● **Challenge**
Keep only the lines that hold the string "νοσοκομεῖο", filtering out the rest of the entries below.

------

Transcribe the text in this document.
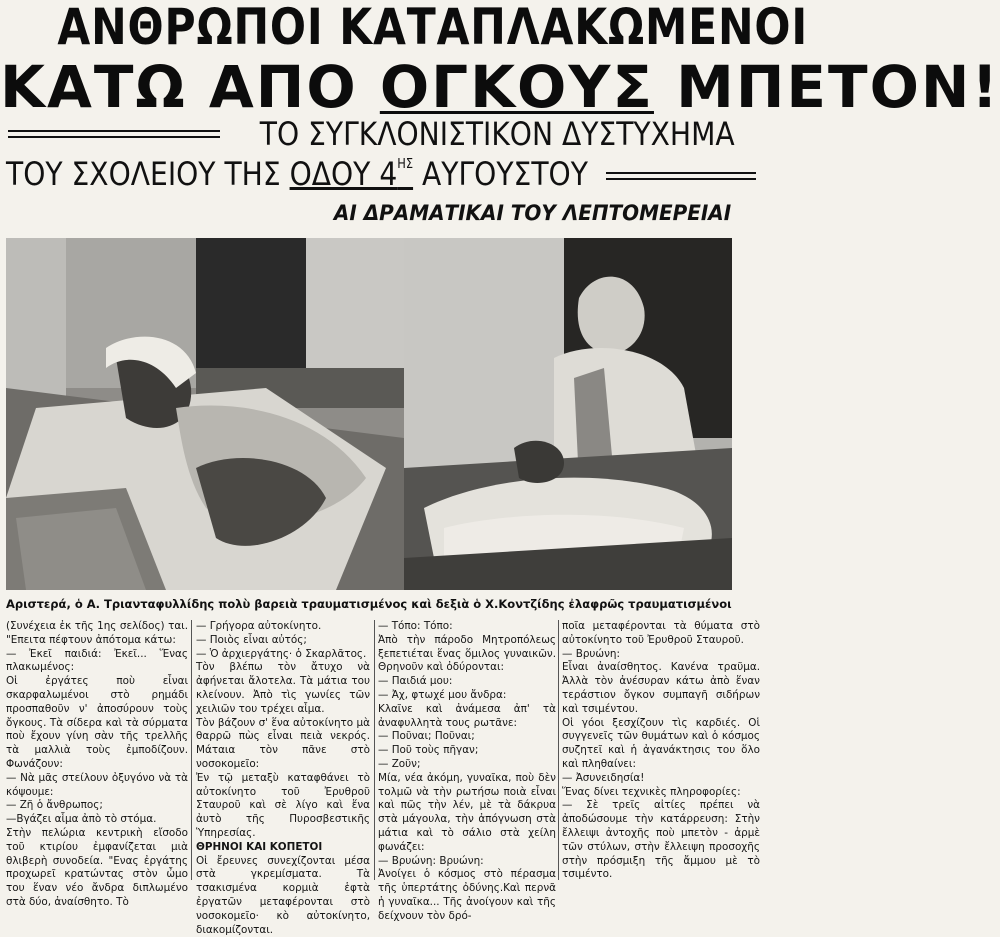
ΑΝΘΡΩΠΟΙ ΚΑΤΑΠΛΑΚΩΜΕΝΟΙ
ΚΑΤΩ ΑΠΟ ΟΓΚΟΥΣ ΜΠΕΤΟΝ!
ΤΟ ΣΥΓΚΛΟΝΙΣΤΙΚΟΝ ΔΥΣΤΥΧΗΜΑ
ΤΟΥ ΣΧΟΛΕΙΟΥ ΤΗΣ ΟΔΟΥ $4^{H\Sigma}$ ΑΥΓΟΥΣΤΟΥ
ΑΙ ΔΡΑΜΑΤΙΚΑΙ ΤΟΥ ΛΕΠΤΟΜΕΡΕΙΑΙ
Αριστερά, ὁ Α. Τριανταφυλλίδης πολὺ βαρειὰ τραυματισμένος καὶ δεξιὰ ὁ Χ.Κοντζίδης ἐλαφρῶς τραυματισμένοι

(Συνέχεια ἐκ τῆς 1ης σελίδος) ται. "Επειτα πέφτουν ἀπότομα κάτω:

— Ἐκεῖ παιδιά: Ἐκεῖ... Ἕνας πλακωμένος:

Οἱ ἐργάτες ποὺ εἶναι σκαρφαλωμένοι στὸ ρημάδι προσπαθοῦν ν' ἀποσύρουν τοὺς ὄγκους. Τὰ σίδερα καὶ τὰ σύρματα ποὺ ἔχουν γίνη σὰν τῆς τρελλῆς τὰ μαλλιὰ τοὺς ἐμποδίζουν. Φωνάζουν:

— Νὰ μᾶς στείλουν ὀξυγόνο νὰ τὰ κόψουμε:

— Ζῆ ὁ ἄνθρωπος;

—Βγάζει αἷμα ἀπὸ τὸ στόμα.

Στὴν πελώρια κεντρικὴ εἴσοδο τοῦ κτιρίου ἐμφανίζεται μιὰ θλιβερὴ συνοδεία. "Ενας ἐργάτης προχωρεῖ κρατώντας στὸν ὦμο του ἕναν νέο ἄνδρα διπλωμένο στὰ δύο, ἀναίσθητο. Τὸ

— Γρήγορα αὐτοκίνητο.

— Ποιὸς εἶναι αὐτός;

— Ὁ ἀρχιεργάτης· ὁ Σκαρλᾶτος.

Τὸν βλέπω τὸν ἄτυχο νὰ ἀφήνεται ἄλοτελα. Τὰ μάτια του κλείνουν. Ἀπὸ τὶς γωνίες τῶν χειλιῶν του τρέχει αἷμα.

Τὸν βάζουν σ' ἕνα αὐτοκίνητο μὰ θαρρῶ πὼς εἶναι πειὰ νεκρός. Μάταια τὸν πᾶνε στὸ νοσοκομεῖο:

Ἐν τῷ μεταξὺ καταφθάνει τὸ αὐτοκίνητο τοῦ Ἐρυθροῦ Σταυροῦ καὶ σὲ λίγο καὶ ἕνα ἀυτὸ τῆς Πυροσβεστικῆς Ὑπηρεσίας.

ΘΡΗΝΟΙ ΚΑΙ ΚΟΠΕΤΟΙ

Οἱ ἔρευνες συνεχίζονται μέσα στὰ γκρεμίσματα. Τὰ τσακισμένα κορμιὰ ἑφτὰ ἐργατῶν μεταφέρονται στὸ νοσοκομεῖο· κὸ αὐτοκίνητο, διακομίζονται.

— Τόπο: Τόπο:

Ἀπὸ τὴν πάροδο Μητροπόλεως ξεπετιέται ἕνας ὅμιλος γυναικῶν. Θρηνοῦν καὶ ὀδύρονται:

— Παιδιά μου:

— Ἀχ, φτωχέ μου ἄνδρα:

Κλαῖνε καὶ ἀνάμεσα ἀπ' τὰ ἀναφυλλητὰ τους ρωτᾶνε:

— Ποῦναι; Ποῦναι;

— Ποῦ τοὺς πῆγαν;

— Ζοῦν;

Μία, νέα ἀκόμη, γυναῖκα, ποὺ δὲν τολμῶ νὰ τὴν ρωτήσω ποιὰ εἶναι καὶ πῶς τὴν λέν, μὲ τὰ δάκρυα στὰ μάγουλα, τὴν ἀπόγνωση στὰ μάτια καὶ τὸ σάλιο στὰ χείλη φωνάζει:

— Βρυώνη: Βρυώνη:

Ἀνοίγει ὁ κόσμος στὸ πέρασμα τῆς ὑπερτάτης ὀδύνης.Καὶ περνᾶ ἡ γυναῖκα... Τῆς ἀνοίγουν καὶ τῆς δείχνουν τὸν δρό-

ποῖα μεταφέρονται τὰ θύματα στὸ αὐτοκίνητο τοῦ Ἐρυθροῦ Σταυροῦ.

— Βρυώνη:

Εἶναι ἀναίσθητος. Κανένα τραῦμα. Ἀλλὰ τὸν ἀνέσυραν κάτω ἀπὸ ἕναν τεράστιον ὄγκον συμπαγῆ σιδήρων καὶ τσιμέντου.

Οἱ γόοι ξεσχίζουν τὶς καρδιές. Οἱ συγγενεῖς τῶν θυμάτων καὶ ὁ κόσμος συζητεῖ καὶ ἡ ἀγανάκτησις του ὅλο καὶ πληθαίνει:

— Ἀσυνειδησία!

Ἕνας δίνει τεχνικὲς πληροφορίες:

— Σὲ τρεῖς αἰτίες πρέπει νὰ ἀποδώσουμε τὴν κατάρρευση: Στὴν ἔλλειψι ἀντοχῆς ποὺ μπετὸν - ἀρμὲ τῶν στύλων, στὴν ἔλλειψη προσοχῆς στὴν πρόσμιξη τῆς ἄμμου μὲ τὸ τσιμέντο.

------

● **Solution for this problem**
Τὸν βάζουν σ' ἕνα αὐτοκίνητο μὰ θαρρῶ πὼς εἶναι πειὰ νεκρός. Μάταια τὸν πᾶνε στὸ νοσοκομεῖο:
Οἱ ἔρευνες συνεχίζονται μέσα στὰ γκρεμίσματα. Τὰ τσακισμένα κορμιὰ ἑφτὰ ἐργατῶν μεταφέρονται στὸ νοσοκομεῖο· κὸ αὐτοκίνητο, διακομίζονται.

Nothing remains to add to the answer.